## begin

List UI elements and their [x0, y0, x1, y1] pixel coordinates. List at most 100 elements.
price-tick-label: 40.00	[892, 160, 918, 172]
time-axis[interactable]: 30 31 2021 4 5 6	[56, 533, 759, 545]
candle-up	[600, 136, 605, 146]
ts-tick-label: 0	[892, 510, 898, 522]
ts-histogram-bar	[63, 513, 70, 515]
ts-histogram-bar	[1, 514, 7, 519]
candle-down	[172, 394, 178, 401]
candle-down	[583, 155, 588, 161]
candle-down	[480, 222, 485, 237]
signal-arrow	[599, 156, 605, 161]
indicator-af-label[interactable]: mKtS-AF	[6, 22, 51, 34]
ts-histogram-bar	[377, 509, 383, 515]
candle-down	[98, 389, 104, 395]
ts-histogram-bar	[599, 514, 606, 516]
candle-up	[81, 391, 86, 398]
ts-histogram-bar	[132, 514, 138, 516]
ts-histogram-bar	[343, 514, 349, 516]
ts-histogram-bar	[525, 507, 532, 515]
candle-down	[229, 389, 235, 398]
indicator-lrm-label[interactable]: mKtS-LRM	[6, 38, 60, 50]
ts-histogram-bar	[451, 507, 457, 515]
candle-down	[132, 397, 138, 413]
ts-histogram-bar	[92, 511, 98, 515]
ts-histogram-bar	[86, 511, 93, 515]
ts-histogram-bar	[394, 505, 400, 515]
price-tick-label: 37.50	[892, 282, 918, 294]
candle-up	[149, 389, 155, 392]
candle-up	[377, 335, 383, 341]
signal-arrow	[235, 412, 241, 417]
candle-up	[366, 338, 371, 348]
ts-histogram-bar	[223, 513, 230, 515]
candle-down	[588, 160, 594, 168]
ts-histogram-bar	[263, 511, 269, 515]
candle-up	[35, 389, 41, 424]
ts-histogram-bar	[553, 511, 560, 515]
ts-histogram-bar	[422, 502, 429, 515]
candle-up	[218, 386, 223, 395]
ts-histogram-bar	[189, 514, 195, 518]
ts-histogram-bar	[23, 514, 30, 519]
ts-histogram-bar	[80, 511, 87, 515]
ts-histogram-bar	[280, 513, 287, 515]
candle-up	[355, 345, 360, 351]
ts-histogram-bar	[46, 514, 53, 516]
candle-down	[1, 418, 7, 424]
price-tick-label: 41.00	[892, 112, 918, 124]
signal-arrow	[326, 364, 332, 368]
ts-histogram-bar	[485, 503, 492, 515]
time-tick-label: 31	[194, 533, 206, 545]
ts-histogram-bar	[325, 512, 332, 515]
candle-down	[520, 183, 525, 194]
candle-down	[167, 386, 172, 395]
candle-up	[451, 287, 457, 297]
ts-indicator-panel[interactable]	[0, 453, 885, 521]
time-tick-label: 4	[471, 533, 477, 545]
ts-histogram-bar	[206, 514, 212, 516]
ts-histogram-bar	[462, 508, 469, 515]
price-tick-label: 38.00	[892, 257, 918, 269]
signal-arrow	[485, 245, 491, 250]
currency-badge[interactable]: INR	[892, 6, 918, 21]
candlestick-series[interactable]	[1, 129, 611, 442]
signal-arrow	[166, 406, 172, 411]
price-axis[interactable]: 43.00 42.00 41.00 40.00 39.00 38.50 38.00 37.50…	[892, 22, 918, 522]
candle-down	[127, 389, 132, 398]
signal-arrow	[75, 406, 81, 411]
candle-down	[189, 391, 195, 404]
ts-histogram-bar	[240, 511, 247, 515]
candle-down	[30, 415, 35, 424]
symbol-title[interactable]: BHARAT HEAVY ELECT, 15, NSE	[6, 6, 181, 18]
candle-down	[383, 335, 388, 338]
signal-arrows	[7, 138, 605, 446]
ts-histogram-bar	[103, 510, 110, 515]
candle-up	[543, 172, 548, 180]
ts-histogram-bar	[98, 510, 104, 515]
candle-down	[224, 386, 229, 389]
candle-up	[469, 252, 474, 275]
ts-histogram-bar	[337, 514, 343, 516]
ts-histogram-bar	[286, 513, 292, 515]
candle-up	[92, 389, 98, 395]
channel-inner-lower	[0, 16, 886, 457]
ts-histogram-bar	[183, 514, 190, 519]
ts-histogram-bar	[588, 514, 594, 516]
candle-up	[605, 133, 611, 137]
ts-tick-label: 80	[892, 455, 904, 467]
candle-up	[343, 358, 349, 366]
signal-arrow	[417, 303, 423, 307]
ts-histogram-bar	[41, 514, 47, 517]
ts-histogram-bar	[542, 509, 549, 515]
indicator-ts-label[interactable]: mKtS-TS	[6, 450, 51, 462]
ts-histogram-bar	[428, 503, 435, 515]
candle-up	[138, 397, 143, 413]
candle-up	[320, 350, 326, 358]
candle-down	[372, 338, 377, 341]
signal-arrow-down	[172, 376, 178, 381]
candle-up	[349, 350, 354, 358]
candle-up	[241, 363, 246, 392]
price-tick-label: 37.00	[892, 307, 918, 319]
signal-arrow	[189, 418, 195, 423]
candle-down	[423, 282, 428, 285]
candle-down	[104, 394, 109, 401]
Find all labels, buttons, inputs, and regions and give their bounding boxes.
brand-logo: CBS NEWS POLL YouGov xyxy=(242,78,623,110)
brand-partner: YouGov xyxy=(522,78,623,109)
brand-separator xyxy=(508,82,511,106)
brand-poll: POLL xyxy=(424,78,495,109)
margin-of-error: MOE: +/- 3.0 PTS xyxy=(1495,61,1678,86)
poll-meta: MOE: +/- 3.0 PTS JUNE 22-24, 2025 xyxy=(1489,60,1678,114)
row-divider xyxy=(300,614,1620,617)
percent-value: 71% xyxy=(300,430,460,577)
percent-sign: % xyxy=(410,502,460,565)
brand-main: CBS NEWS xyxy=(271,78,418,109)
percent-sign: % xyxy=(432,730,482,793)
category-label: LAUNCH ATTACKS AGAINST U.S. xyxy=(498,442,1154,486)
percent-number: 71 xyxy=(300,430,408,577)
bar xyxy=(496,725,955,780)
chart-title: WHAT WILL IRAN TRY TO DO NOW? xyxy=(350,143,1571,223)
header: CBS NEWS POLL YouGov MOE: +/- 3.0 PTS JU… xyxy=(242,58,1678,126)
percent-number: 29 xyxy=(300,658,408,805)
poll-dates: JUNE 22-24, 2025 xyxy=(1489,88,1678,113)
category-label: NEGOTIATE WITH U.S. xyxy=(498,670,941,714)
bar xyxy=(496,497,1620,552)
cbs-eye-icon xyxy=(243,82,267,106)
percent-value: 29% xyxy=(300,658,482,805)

## end

Can you reproduce the material above, changing every "ts-histogram-bar" to "volume-bar" and leaving everything else untouched?

List UI elements and their [x0, y0, x1, y1] pixel coordinates. List at most 100 elements.
price-tick-label: 40.00	[892, 160, 918, 172]
time-axis[interactable]: 30 31 2021 4 5 6	[56, 533, 759, 545]
candle-up	[600, 136, 605, 146]
ts-tick-label: 0	[892, 510, 898, 522]
volume-bar	[63, 513, 70, 515]
volume-bar	[1, 514, 7, 519]
candle-down	[172, 394, 178, 401]
candle-down	[583, 155, 588, 161]
candle-down	[480, 222, 485, 237]
signal-arrow	[599, 156, 605, 161]
indicator-af-label[interactable]: mKtS-AF	[6, 22, 51, 34]
volume-bar	[377, 509, 383, 515]
candle-down	[98, 389, 104, 395]
volume-bar	[599, 514, 606, 516]
candle-up	[81, 391, 86, 398]
volume-bar	[132, 514, 138, 516]
volume-bar	[343, 514, 349, 516]
volume-bar	[525, 507, 532, 515]
candle-down	[229, 389, 235, 398]
indicator-lrm-label[interactable]: mKtS-LRM	[6, 38, 60, 50]
volume-bar	[451, 507, 457, 515]
candle-down	[132, 397, 138, 413]
volume-bar	[92, 511, 98, 515]
volume-bar	[86, 511, 93, 515]
volume-bar	[394, 505, 400, 515]
price-tick-label: 37.50	[892, 282, 918, 294]
candle-up	[149, 389, 155, 392]
candle-up	[377, 335, 383, 341]
signal-arrow	[235, 412, 241, 417]
candle-up	[366, 338, 371, 348]
volume-bar	[223, 513, 230, 515]
candle-down	[588, 160, 594, 168]
volume-bar	[263, 511, 269, 515]
candle-up	[35, 389, 41, 424]
volume-bar	[553, 511, 560, 515]
volume-bar	[422, 502, 429, 515]
candle-up	[218, 386, 223, 395]
volume-bar	[189, 514, 195, 518]
volume-bar	[23, 514, 30, 519]
volume-bar	[80, 511, 87, 515]
volume-bar	[280, 513, 287, 515]
candle-up	[355, 345, 360, 351]
volume-bar	[46, 514, 53, 516]
candle-down	[1, 418, 7, 424]
price-tick-label: 41.00	[892, 112, 918, 124]
signal-arrow	[326, 364, 332, 368]
volume-bar	[485, 503, 492, 515]
time-tick-label: 31	[194, 533, 206, 545]
volume-bar	[325, 512, 332, 515]
candle-down	[520, 183, 525, 194]
candle-down	[167, 386, 172, 395]
candle-up	[451, 287, 457, 297]
ts-indicator-panel[interactable]	[0, 453, 885, 521]
time-tick-label: 4	[471, 533, 477, 545]
volume-bar	[206, 514, 212, 516]
volume-bar	[462, 508, 469, 515]
price-tick-label: 38.00	[892, 257, 918, 269]
signal-arrow	[485, 245, 491, 250]
currency-badge[interactable]: INR	[892, 6, 918, 21]
candlestick-series[interactable]	[1, 129, 611, 442]
signal-arrow	[166, 406, 172, 411]
price-axis[interactable]: 43.00 42.00 41.00 40.00 39.00 38.50 38.00 37.50…	[892, 22, 918, 522]
candle-down	[127, 389, 132, 398]
signal-arrow	[75, 406, 81, 411]
candle-down	[189, 391, 195, 404]
volume-bar	[240, 511, 247, 515]
candle-down	[30, 415, 35, 424]
symbol-title[interactable]: BHARAT HEAVY ELECT, 15, NSE	[6, 6, 181, 18]
candle-down	[383, 335, 388, 338]
signal-arrows	[7, 138, 605, 446]
volume-bar	[103, 510, 110, 515]
candle-up	[543, 172, 548, 180]
volume-bar	[98, 510, 104, 515]
candle-down	[224, 386, 229, 389]
candle-up	[469, 252, 474, 275]
volume-bar	[337, 514, 343, 516]
volume-bar	[286, 513, 292, 515]
candle-up	[92, 389, 98, 395]
channel-inner-lower	[0, 16, 886, 457]
volume-bar	[183, 514, 190, 519]
volume-bar	[588, 514, 594, 516]
candle-up	[605, 133, 611, 137]
ts-tick-label: 80	[892, 455, 904, 467]
candle-up	[343, 358, 349, 366]
signal-arrow	[417, 303, 423, 307]
volume-bar	[41, 514, 47, 517]
volume-bar	[542, 509, 549, 515]
indicator-ts-label[interactable]: mKtS-TS	[6, 450, 51, 462]
volume-bar	[428, 503, 435, 515]
candle-up	[138, 397, 143, 413]
candle-up	[320, 350, 326, 358]
candle-down	[372, 338, 377, 341]
signal-arrow-down	[172, 376, 178, 381]
candle-up	[349, 350, 354, 358]
candle-up	[241, 363, 246, 392]
price-tick-label: 37.00	[892, 307, 918, 319]
signal-arrow	[189, 418, 195, 423]
candle-down	[423, 282, 428, 285]
candle-down	[104, 394, 109, 401]
Find all labels, buttons, inputs, and regions and give their bounding boxes.
brand-logo: CBS NEWS POLL YouGov xyxy=(242,78,623,110)
brand-partner: YouGov xyxy=(522,78,623,109)
brand-separator xyxy=(508,82,511,106)
brand-poll: POLL xyxy=(424,78,495,109)
margin-of-error: MOE: +/- 3.0 PTS xyxy=(1495,61,1678,86)
poll-meta: MOE: +/- 3.0 PTS JUNE 22-24, 2025 xyxy=(1489,60,1678,114)
row-divider xyxy=(300,614,1620,617)
percent-value: 71% xyxy=(300,430,460,577)
percent-sign: % xyxy=(410,502,460,565)
brand-main: CBS NEWS xyxy=(271,78,418,109)
percent-sign: % xyxy=(432,730,482,793)
category-label: LAUNCH ATTACKS AGAINST U.S. xyxy=(498,442,1154,486)
percent-number: 71 xyxy=(300,430,408,577)
bar xyxy=(496,725,955,780)
chart-title: WHAT WILL IRAN TRY TO DO NOW? xyxy=(350,143,1571,223)
header: CBS NEWS POLL YouGov MOE: +/- 3.0 PTS JU… xyxy=(242,58,1678,126)
percent-number: 29 xyxy=(300,658,408,805)
poll-dates: JUNE 22-24, 2025 xyxy=(1489,88,1678,113)
category-label: NEGOTIATE WITH U.S. xyxy=(498,670,941,714)
bar xyxy=(496,497,1620,552)
cbs-eye-icon xyxy=(243,82,267,106)
percent-value: 29% xyxy=(300,658,482,805)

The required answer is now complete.